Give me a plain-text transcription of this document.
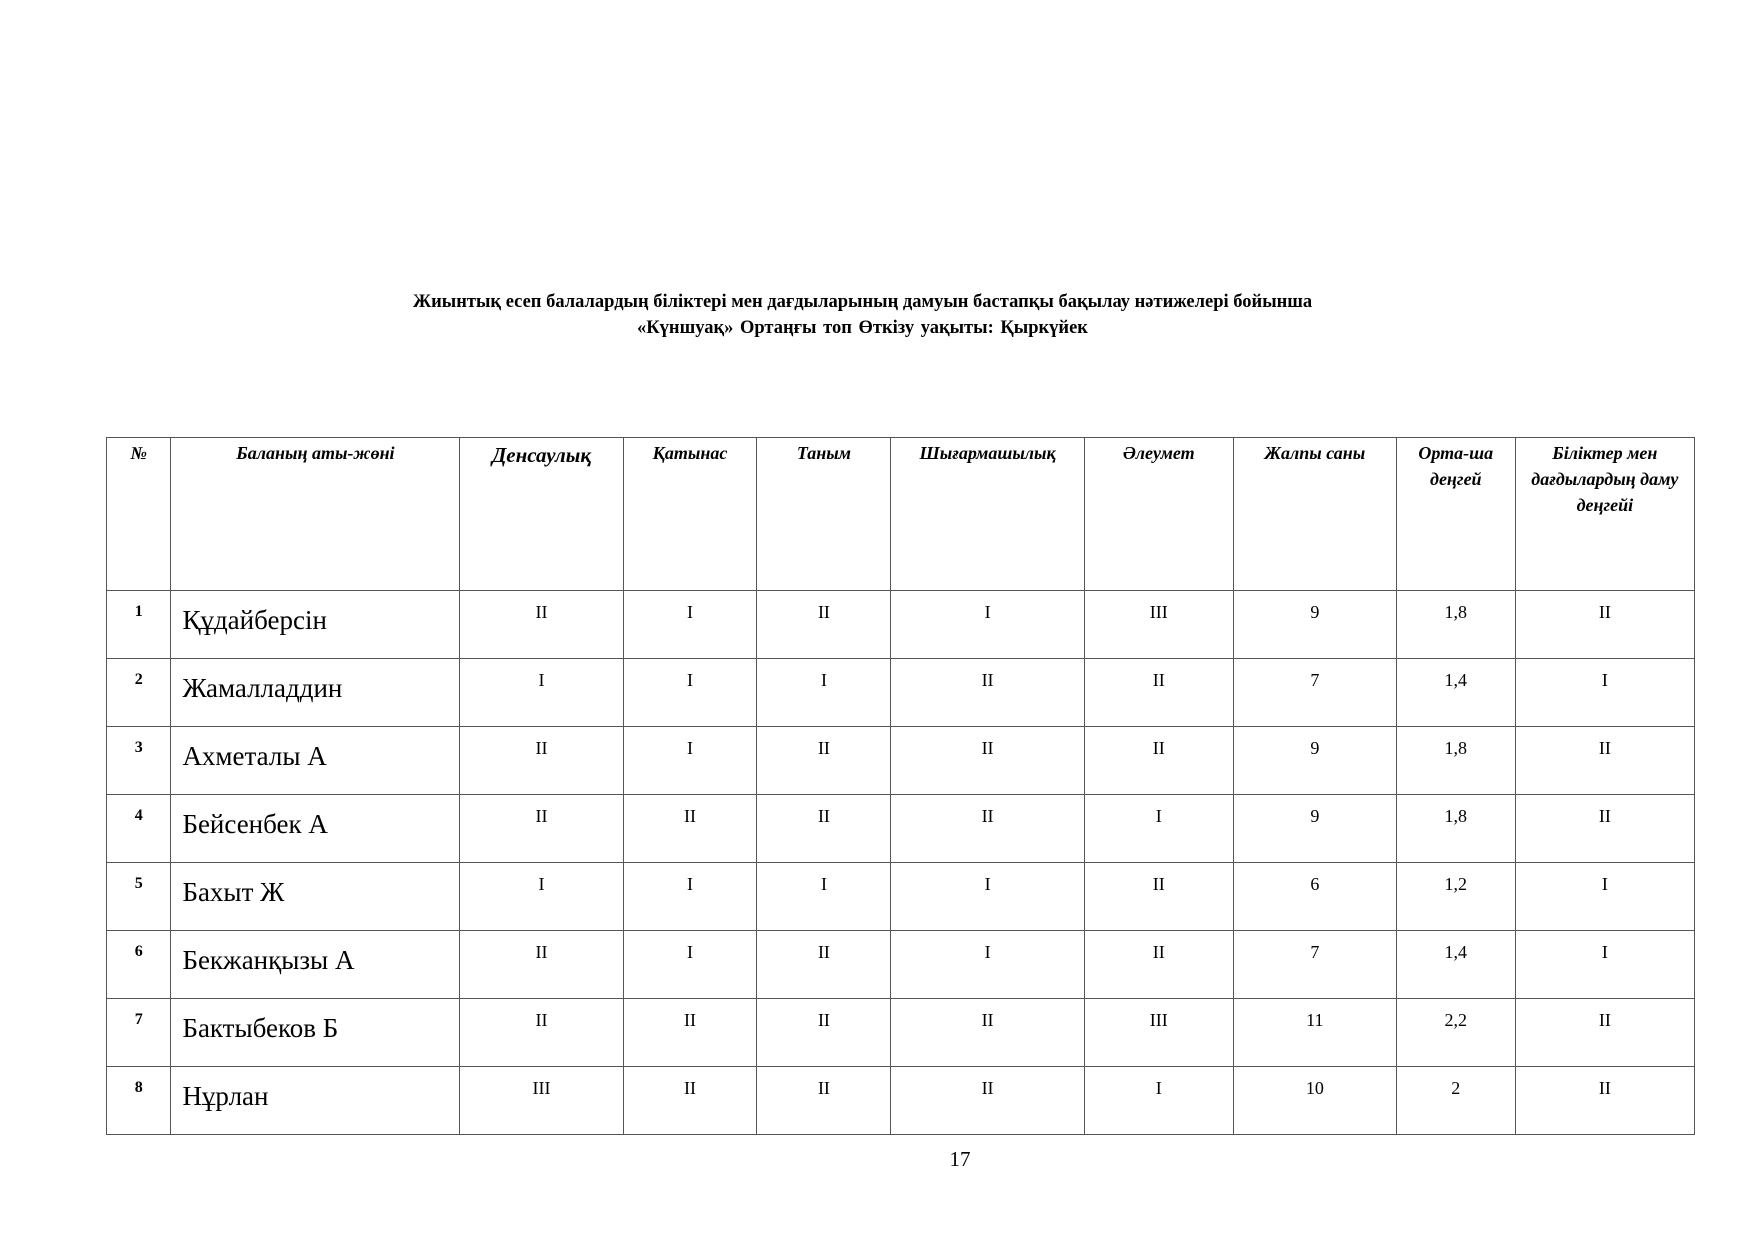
Жиынтық есеп балалардың біліктері мен дағдыларының дамуын бастапқы бақылау нәтижелері бойынша
«Күншуақ» Ортаңғы топ Өткізу уақыты: Қыркүйек
№	Баланың аты-жөні	Денсаулық	Қатынас	Таным	Шығармашылық	Әлеумет	Жалпы саны	Орта-ша деңгей	Біліктер мен дағдылардың даму деңгейі
1	Құдайберсін	II	I	II	I	III	9	1,8	II
2	Жамалладдин	I	I	I	II	II	7	1,4	I
3	Ахметалы А	II	I	II	II	II	9	1,8	II
4	Бейсенбек А	II	II	II	II	I	9	1,8	II
5	Бахыт Ж	I	I	I	I	II	6	1,2	I
6	Бекжанқызы А	II	I	II	I	II	7	1,4	I
7	Бактыбеков Б	II	II	II	II	III	11	2,2	II
8	Нұрлан	III	II	II	II	I	10	2	II
17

_Directions_:
Transcribe the full listing above exactly as it stands, minus the pictures.

_Exercise answer_:
Give me a plain-text transcription of this document.
Жиынтық есеп балалардың біліктері мен дағдыларының дамуын бастапқы бақылау нәтижелері бойынша
«Күншуақ» Ортаңғы топ Өткізу уақыты: Қыркүйек
№	Баланың аты-жөні	Денсаулық	Қатынас	Таным	Шығармашылық	Әлеумет	Жалпы саны	Орта-ша деңгей	Біліктер мен дағдылардың даму деңгейі
1	Құдайберсін	II	I	II	I	III	9	1,8	II
2	Жамалладдин	I	I	I	II	II	7	1,4	I
3	Ахметалы А	II	I	II	II	II	9	1,8	II
4	Бейсенбек А	II	II	II	II	I	9	1,8	II
5	Бахыт Ж	I	I	I	I	II	6	1,2	I
6	Бекжанқызы А	II	I	II	I	II	7	1,4	I
7	Бактыбеков Б	II	II	II	II	III	11	2,2	II
8	Нұрлан	III	II	II	II	I	10	2	II
17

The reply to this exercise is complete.